A block of data:
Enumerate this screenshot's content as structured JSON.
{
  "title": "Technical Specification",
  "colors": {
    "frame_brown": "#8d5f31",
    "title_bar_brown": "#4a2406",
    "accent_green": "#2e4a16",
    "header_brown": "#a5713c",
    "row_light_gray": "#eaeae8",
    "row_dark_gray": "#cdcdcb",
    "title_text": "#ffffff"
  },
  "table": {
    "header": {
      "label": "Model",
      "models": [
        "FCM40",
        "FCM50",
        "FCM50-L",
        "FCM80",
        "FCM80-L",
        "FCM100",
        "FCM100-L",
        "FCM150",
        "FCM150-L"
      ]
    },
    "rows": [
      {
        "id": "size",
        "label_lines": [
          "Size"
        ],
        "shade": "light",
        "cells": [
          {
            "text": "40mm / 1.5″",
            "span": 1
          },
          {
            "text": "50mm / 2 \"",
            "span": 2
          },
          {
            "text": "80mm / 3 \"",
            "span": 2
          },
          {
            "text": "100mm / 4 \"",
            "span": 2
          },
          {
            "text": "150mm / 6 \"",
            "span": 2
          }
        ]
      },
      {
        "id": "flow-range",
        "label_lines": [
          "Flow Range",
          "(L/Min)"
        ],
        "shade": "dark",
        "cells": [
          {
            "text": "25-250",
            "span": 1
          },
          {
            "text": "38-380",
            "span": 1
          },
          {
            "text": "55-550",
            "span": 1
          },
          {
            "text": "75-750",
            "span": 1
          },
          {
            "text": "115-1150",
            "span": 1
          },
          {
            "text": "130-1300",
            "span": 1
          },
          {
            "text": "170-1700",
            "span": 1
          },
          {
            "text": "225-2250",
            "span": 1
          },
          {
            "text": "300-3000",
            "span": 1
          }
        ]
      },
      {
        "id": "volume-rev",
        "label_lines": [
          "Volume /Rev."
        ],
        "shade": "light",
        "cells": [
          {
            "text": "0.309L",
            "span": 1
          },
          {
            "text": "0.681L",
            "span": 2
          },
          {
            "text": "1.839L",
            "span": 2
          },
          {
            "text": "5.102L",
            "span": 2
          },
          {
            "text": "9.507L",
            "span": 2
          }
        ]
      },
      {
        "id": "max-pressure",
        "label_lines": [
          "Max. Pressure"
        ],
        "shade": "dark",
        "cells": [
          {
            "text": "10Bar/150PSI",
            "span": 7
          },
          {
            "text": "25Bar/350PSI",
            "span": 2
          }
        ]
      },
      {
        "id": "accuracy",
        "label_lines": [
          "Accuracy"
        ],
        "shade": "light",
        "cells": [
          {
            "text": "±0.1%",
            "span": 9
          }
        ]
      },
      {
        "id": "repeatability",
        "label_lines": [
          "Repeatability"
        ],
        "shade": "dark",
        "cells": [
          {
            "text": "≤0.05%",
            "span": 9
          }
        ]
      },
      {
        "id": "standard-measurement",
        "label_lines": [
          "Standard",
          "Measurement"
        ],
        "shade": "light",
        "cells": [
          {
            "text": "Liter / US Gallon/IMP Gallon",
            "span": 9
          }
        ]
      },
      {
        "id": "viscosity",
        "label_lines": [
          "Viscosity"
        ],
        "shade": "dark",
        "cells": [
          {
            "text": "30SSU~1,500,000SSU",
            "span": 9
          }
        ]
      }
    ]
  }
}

## Work required
Write out the entries above word for word.

## Exercise response
Enumerate this screenshot's content as structured JSON.
{
  "title": "Technical Specification",
  "colors": {
    "frame_brown": "#8d5f31",
    "title_bar_brown": "#4a2406",
    "accent_green": "#2e4a16",
    "header_brown": "#a5713c",
    "row_light_gray": "#eaeae8",
    "row_dark_gray": "#cdcdcb",
    "title_text": "#ffffff"
  },
  "table": {
    "header": {
      "label": "Model",
      "models": [
        "FCM40",
        "FCM50",
        "FCM50-L",
        "FCM80",
        "FCM80-L",
        "FCM100",
        "FCM100-L",
        "FCM150",
        "FCM150-L"
      ]
    },
    "rows": [
      {
        "id": "size",
        "label_lines": [
          "Size"
        ],
        "shade": "light",
        "cells": [
          {
            "text": "40mm / 1.5″",
            "span": 1
          },
          {
            "text": "50mm / 2 \"",
            "span": 2
          },
          {
            "text": "80mm / 3 \"",
            "span": 2
          },
          {
            "text": "100mm / 4 \"",
            "span": 2
          },
          {
            "text": "150mm / 6 \"",
            "span": 2
          }
        ]
      },
      {
        "id": "flow-range",
        "label_lines": [
          "Flow Range",
          "(L/Min)"
        ],
        "shade": "dark",
        "cells": [
          {
            "text": "25-250",
            "span": 1
          },
          {
            "text": "38-380",
            "span": 1
          },
          {
            "text": "55-550",
            "span": 1
          },
          {
            "text": "75-750",
            "span": 1
          },
          {
            "text": "115-1150",
            "span": 1
          },
          {
            "text": "130-1300",
            "span": 1
          },
          {
            "text": "170-1700",
            "span": 1
          },
          {
            "text": "225-2250",
            "span": 1
          },
          {
            "text": "300-3000",
            "span": 1
          }
        ]
      },
      {
        "id": "volume-rev",
        "label_lines": [
          "Volume /Rev."
        ],
        "shade": "light",
        "cells": [
          {
            "text": "0.309L",
            "span": 1
          },
          {
            "text": "0.681L",
            "span": 2
          },
          {
            "text": "1.839L",
            "span": 2
          },
          {
            "text": "5.102L",
            "span": 2
          },
          {
            "text": "9.507L",
            "span": 2
          }
        ]
      },
      {
        "id": "max-pressure",
        "label_lines": [
          "Max. Pressure"
        ],
        "shade": "dark",
        "cells": [
          {
            "text": "10Bar/150PSI",
            "span": 7
          },
          {
            "text": "25Bar/350PSI",
            "span": 2
          }
        ]
      },
      {
        "id": "accuracy",
        "label_lines": [
          "Accuracy"
        ],
        "shade": "light",
        "cells": [
          {
            "text": "±0.1%",
            "span": 9
          }
        ]
      },
      {
        "id": "repeatability",
        "label_lines": [
          "Repeatability"
        ],
        "shade": "dark",
        "cells": [
          {
            "text": "≤0.05%",
            "span": 9
          }
        ]
      },
      {
        "id": "standard-measurement",
        "label_lines": [
          "Standard",
          "Measurement"
        ],
        "shade": "light",
        "cells": [
          {
            "text": "Liter / US Gallon/IMP Gallon",
            "span": 9
          }
        ]
      },
      {
        "id": "viscosity",
        "label_lines": [
          "Viscosity"
        ],
        "shade": "dark",
        "cells": [
          {
            "text": "30SSU~1,500,000SSU",
            "span": 9
          }
        ]
      }
    ]
  }
}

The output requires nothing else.